* **What this task involves**
Repeat all of the material exactly as given.

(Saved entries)
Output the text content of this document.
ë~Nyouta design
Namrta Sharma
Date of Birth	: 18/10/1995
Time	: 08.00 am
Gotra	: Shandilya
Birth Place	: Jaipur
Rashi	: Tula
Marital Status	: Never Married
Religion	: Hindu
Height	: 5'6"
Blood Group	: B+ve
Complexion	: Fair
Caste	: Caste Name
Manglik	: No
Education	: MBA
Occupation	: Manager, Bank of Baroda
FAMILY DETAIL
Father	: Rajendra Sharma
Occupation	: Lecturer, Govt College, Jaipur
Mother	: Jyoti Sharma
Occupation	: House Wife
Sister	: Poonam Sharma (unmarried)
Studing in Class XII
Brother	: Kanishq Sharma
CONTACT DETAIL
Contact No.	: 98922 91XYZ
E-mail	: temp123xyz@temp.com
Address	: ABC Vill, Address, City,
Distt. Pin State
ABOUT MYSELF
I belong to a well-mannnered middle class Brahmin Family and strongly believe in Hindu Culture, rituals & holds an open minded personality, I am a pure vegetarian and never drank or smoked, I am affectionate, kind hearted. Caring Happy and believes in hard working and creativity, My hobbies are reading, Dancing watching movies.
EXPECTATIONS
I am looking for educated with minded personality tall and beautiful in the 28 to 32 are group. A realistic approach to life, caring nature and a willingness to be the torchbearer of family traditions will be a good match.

* **Response**
Output the text content of this document.
ë~Nyouta design
Namrta Sharma
Date of Birth	: 18/10/1995
Time	: 08.00 am
Gotra	: Shandilya
Birth Place	: Jaipur
Rashi	: Tula
Marital Status	: Never Married
Religion	: Hindu
Height	: 5'6"
Blood Group	: B+ve
Complexion	: Fair
Caste	: Caste Name
Manglik	: No
Education	: MBA
Occupation	: Manager, Bank of Baroda
FAMILY DETAIL
Father	: Rajendra Sharma
Occupation	: Lecturer, Govt College, Jaipur
Mother	: Jyoti Sharma
Occupation	: House Wife
Sister	: Poonam Sharma (unmarried)
Studing in Class XII
Brother	: Kanishq Sharma
CONTACT DETAIL
Contact No.	: 98922 91XYZ
E-mail	: temp123xyz@temp.com
Address	: ABC Vill, Address, City,
Distt. Pin State
ABOUT MYSELF
I belong to a well-mannnered middle class Brahmin Family and strongly believe in Hindu Culture, rituals & holds an open minded personality, I am a pure vegetarian and never drank or smoked, I am affectionate, kind hearted. Caring Happy and believes in hard working and creativity, My hobbies are reading, Dancing watching movies.
EXPECTATIONS
I am looking for educated with minded personality tall and beautiful in the 28 to 32 are group. A realistic approach to life, caring nature and a willingness to be the torchbearer of family traditions will be a good match.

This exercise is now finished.